** BEGIN RECORDED INFORMATION **

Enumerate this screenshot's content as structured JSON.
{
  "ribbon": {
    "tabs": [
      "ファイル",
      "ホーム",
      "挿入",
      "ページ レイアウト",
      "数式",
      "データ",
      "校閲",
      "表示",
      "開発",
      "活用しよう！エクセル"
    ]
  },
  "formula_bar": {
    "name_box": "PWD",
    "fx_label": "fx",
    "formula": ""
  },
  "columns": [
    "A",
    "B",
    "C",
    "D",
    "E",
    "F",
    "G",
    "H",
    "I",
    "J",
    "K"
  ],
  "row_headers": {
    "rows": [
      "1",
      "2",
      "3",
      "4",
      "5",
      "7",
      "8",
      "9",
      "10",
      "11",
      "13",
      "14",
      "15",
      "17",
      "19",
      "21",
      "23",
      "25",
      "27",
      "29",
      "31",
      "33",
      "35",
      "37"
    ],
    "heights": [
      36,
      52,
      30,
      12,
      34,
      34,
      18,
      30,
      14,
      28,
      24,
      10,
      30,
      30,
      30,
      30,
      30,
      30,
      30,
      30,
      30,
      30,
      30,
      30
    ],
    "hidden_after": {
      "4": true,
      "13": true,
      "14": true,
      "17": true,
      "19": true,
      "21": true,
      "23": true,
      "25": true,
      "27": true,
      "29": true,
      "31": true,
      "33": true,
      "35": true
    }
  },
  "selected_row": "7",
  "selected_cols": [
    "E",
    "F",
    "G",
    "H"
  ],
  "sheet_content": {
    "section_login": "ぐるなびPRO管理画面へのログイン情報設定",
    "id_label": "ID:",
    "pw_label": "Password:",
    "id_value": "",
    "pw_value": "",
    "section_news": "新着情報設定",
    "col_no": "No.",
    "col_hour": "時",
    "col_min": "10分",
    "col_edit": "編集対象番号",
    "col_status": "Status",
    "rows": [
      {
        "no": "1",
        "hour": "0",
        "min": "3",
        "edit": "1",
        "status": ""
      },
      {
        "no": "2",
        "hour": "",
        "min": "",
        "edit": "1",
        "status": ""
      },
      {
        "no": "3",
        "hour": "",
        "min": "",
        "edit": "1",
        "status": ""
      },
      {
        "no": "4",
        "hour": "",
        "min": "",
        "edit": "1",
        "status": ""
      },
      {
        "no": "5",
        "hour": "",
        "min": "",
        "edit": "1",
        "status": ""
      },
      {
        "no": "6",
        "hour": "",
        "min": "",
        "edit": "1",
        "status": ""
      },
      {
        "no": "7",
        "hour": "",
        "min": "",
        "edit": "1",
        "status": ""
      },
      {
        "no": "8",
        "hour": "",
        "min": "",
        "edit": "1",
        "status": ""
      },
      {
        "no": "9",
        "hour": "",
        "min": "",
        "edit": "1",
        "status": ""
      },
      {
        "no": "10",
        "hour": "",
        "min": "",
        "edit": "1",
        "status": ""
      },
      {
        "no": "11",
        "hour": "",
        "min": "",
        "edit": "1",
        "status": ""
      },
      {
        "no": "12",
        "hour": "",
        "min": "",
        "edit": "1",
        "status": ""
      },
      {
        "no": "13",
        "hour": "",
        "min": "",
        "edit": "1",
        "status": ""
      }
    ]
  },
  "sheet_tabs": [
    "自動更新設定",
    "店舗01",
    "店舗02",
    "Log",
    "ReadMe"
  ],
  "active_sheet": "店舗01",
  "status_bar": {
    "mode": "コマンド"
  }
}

** END RECORDED INFORMATION **

■ **WRITTEN INSTRUCTION**:
Return all of the data precisely as it appears.

■ **TASK RESPONSE**:
Enumerate this screenshot's content as structured JSON.
{
  "ribbon": {
    "tabs": [
      "ファイル",
      "ホーム",
      "挿入",
      "ページ レイアウト",
      "数式",
      "データ",
      "校閲",
      "表示",
      "開発",
      "活用しよう！エクセル"
    ]
  },
  "formula_bar": {
    "name_box": "PWD",
    "fx_label": "fx",
    "formula": ""
  },
  "columns": [
    "A",
    "B",
    "C",
    "D",
    "E",
    "F",
    "G",
    "H",
    "I",
    "J",
    "K"
  ],
  "row_headers": {
    "rows": [
      "1",
      "2",
      "3",
      "4",
      "5",
      "7",
      "8",
      "9",
      "10",
      "11",
      "13",
      "14",
      "15",
      "17",
      "19",
      "21",
      "23",
      "25",
      "27",
      "29",
      "31",
      "33",
      "35",
      "37"
    ],
    "heights": [
      36,
      52,
      30,
      12,
      34,
      34,
      18,
      30,
      14,
      28,
      24,
      10,
      30,
      30,
      30,
      30,
      30,
      30,
      30,
      30,
      30,
      30,
      30,
      30
    ],
    "hidden_after": {
      "4": true,
      "13": true,
      "14": true,
      "17": true,
      "19": true,
      "21": true,
      "23": true,
      "25": true,
      "27": true,
      "29": true,
      "31": true,
      "33": true,
      "35": true
    }
  },
  "selected_row": "7",
  "selected_cols": [
    "E",
    "F",
    "G",
    "H"
  ],
  "sheet_content": {
    "section_login": "ぐるなびPRO管理画面へのログイン情報設定",
    "id_label": "ID:",
    "pw_label": "Password:",
    "id_value": "",
    "pw_value": "",
    "section_news": "新着情報設定",
    "col_no": "No.",
    "col_hour": "時",
    "col_min": "10分",
    "col_edit": "編集対象番号",
    "col_status": "Status",
    "rows": [
      {
        "no": "1",
        "hour": "0",
        "min": "3",
        "edit": "1",
        "status": ""
      },
      {
        "no": "2",
        "hour": "",
        "min": "",
        "edit": "1",
        "status": ""
      },
      {
        "no": "3",
        "hour": "",
        "min": "",
        "edit": "1",
        "status": ""
      },
      {
        "no": "4",
        "hour": "",
        "min": "",
        "edit": "1",
        "status": ""
      },
      {
        "no": "5",
        "hour": "",
        "min": "",
        "edit": "1",
        "status": ""
      },
      {
        "no": "6",
        "hour": "",
        "min": "",
        "edit": "1",
        "status": ""
      },
      {
        "no": "7",
        "hour": "",
        "min": "",
        "edit": "1",
        "status": ""
      },
      {
        "no": "8",
        "hour": "",
        "min": "",
        "edit": "1",
        "status": ""
      },
      {
        "no": "9",
        "hour": "",
        "min": "",
        "edit": "1",
        "status": ""
      },
      {
        "no": "10",
        "hour": "",
        "min": "",
        "edit": "1",
        "status": ""
      },
      {
        "no": "11",
        "hour": "",
        "min": "",
        "edit": "1",
        "status": ""
      },
      {
        "no": "12",
        "hour": "",
        "min": "",
        "edit": "1",
        "status": ""
      },
      {
        "no": "13",
        "hour": "",
        "min": "",
        "edit": "1",
        "status": ""
      }
    ]
  },
  "sheet_tabs": [
    "自動更新設定",
    "店舗01",
    "店舗02",
    "Log",
    "ReadMe"
  ],
  "active_sheet": "店舗01",
  "status_bar": {
    "mode": "コマンド"
  }
}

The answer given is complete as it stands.